**Task to complete:** Images should be left out, and everything else in the listing reproduced exactly.

**Provided records:**
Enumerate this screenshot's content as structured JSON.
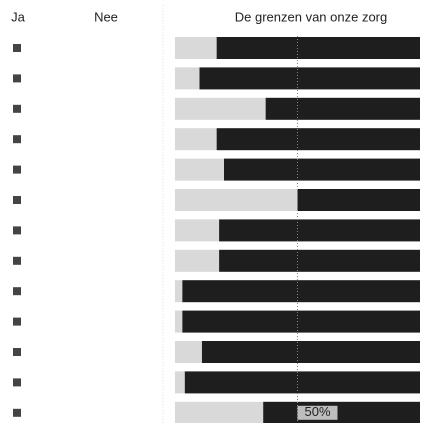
{
  "chart_data": {
    "type": "stacked-bar",
    "title": "De grenzen van onze zorg",
    "series": [
      {
        "name": "Nee",
        "color": "#d9d9d9",
        "values": [
          17,
          10,
          37,
          17,
          20,
          50,
          18,
          18,
          3,
          3,
          11,
          4,
          36
        ]
      },
      {
        "name": "Ja",
        "color": "#1e1e1e",
        "values": [
          83,
          90,
          63,
          83,
          80,
          50,
          82,
          82,
          97,
          97,
          89,
          96,
          64
        ]
      }
    ],
    "xlim": [
      0,
      100
    ],
    "xticks": [
      {
        "value": 50,
        "label": "50%"
      }
    ],
    "grid": true
  }
}
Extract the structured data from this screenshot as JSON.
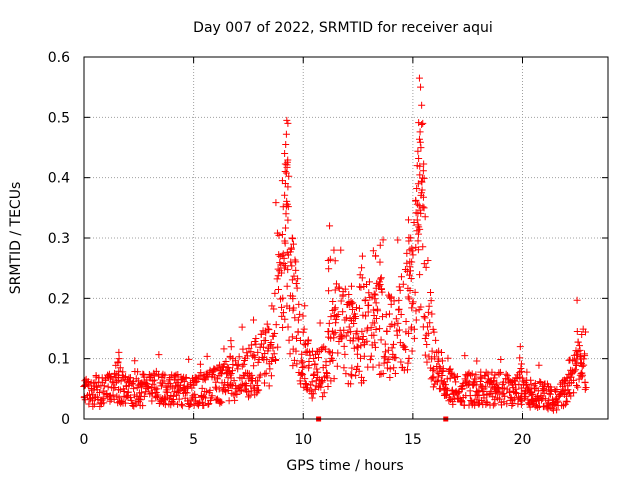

**Final result:**
Enumerate this screenshot's content as structured JSON.
{
  "chart_data": {
    "type": "stacked-bar",
    "title": "De grenzen van onze zorg",
    "series": [
      {
        "name": "Nee",
        "color": "#d9d9d9",
        "values": [
          17,
          10,
          37,
          17,
          20,
          50,
          18,
          18,
          3,
          3,
          11,
          4,
          36
        ]
      },
      {
        "name": "Ja",
        "color": "#1e1e1e",
        "values": [
          83,
          90,
          63,
          83,
          80,
          50,
          82,
          82,
          97,
          97,
          89,
          96,
          64
        ]
      }
    ],
    "xlim": [
      0,
      100
    ],
    "xticks": [
      {
        "value": 50,
        "label": "50%"
      }
    ],
    "grid": true
  }
}
Extract the structured data from this screenshot as JSON.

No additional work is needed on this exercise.